**CONSIGNE 1:**
Répondez brièvement aux questions suivantes sur le texte consacré aux boissons sans alcool :
(a) Quel nom donne-t-on chez Pernod Ricard au fait de consommer, selon les moments, des produits avec et sans alcool ?
(b) D'après le philosophe Emanuele Coccia, que fait-on passer pour une vertu ?
(c) Quelles deux techniques l'œnologue Michael Paetzold recommande-t-il de combiner pour faire du vin sans alcool ?
**CONSIGNE 2:**
Dans le texte consacré aux boissons sans alcool, recopiez mot pour mot le passage allant de « D’un point de » à « l’œnologue Michael Paetzold. ».

====== TEXTE SOURCE ======

Chez Pernod Ricard, où le phénomène est étudié avec la plus grande attention, on se montre catégorique : « Dire que la demande vient des femmes enceintes ou des gens qui ont des problèmes de santé relève du cliché, explique Isabelle Pernet, directrice de l’innovation chez Pernod Ricard. Il faut bien comprendre que nous sommes dans une logique d’alternance et d’exploration. Les consommateurs sont à la recherche de choix. Ils consomment selon les moments des produits avec et sans alcool. C’est ce que nous appelons ici le “flexidrinking”. La constante est la recherche de qualité, car aucun consommateur ne veut faire de compromis sur le plaisir. Tout cela n’est pas un feu de paille. Cette tendance va s’installer dans la durée. Il s’agit d’inflexions à long terme. »
Certains observateurs portent cependant un regard critique sur le phénomène et y voient même un début de prohibition qui pointe le bout de son nez : « Dans cette croisade contre l’alcool, il y a un quiproquo, explique le philosophe Emanuele Coccia. Si certains abusent de l’alcool, il faut comprendre que le problème n’est pas l’alcool, mais les problèmes, les traumatismes que portent ces personnes. Et, aujourd’hui, on s’attaque aux conséquences, alors qu’il faudrait traiter la cause. On traduit ainsi dans l’univers de la consommation alimentaire le refus de prise en compte du réel. Et on est en train de faire passer un renoncement pour une vertu. »
D’un point de vue plus pratique, comment fait-on du vin sans alcool ? « La meilleure solution, de mon point de vue, consiste à combiner une osmose et une distillation. C’est une technique plus lente et plus coûteuse que d’autres, mais elle permet de mieux protéger les arômes », reprend l’œnologue Michael Paetzold.

====== DONNÉES FOURNIES ======

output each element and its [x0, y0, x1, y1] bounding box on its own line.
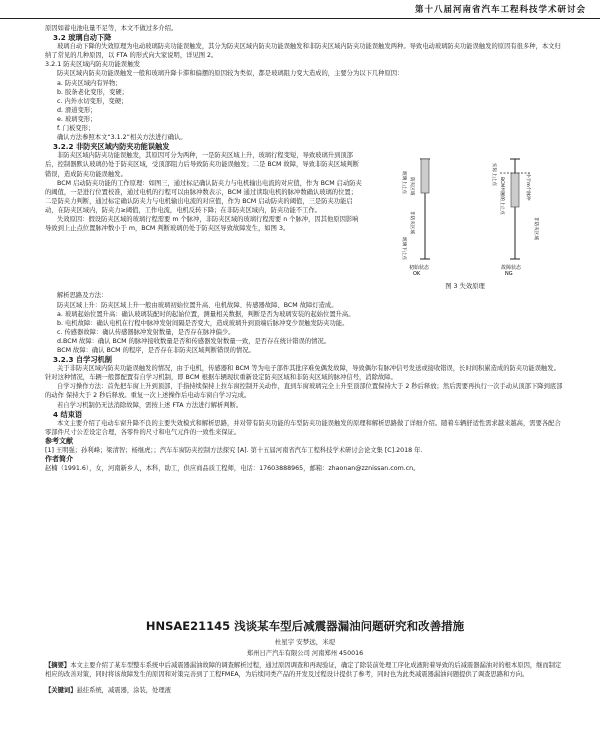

======

**BONNE RÉPONSE 1:**
(a) Le « flexidrinking ».
(b) Un renoncement.
(c) Une osmose et une distillation.

**BONNE RÉPONSE 2:**
D’un point de vue plus pratique, comment fait-on du vin sans alcool ? « La meilleure solution, de mon point de vue, consiste à combiner une osmose et une distillation. C’est une technique plus lente et plus coûteuse que d’autres, mais elle permet de mieux protéger les arômes », reprend l’œnologue Michael Paetzold.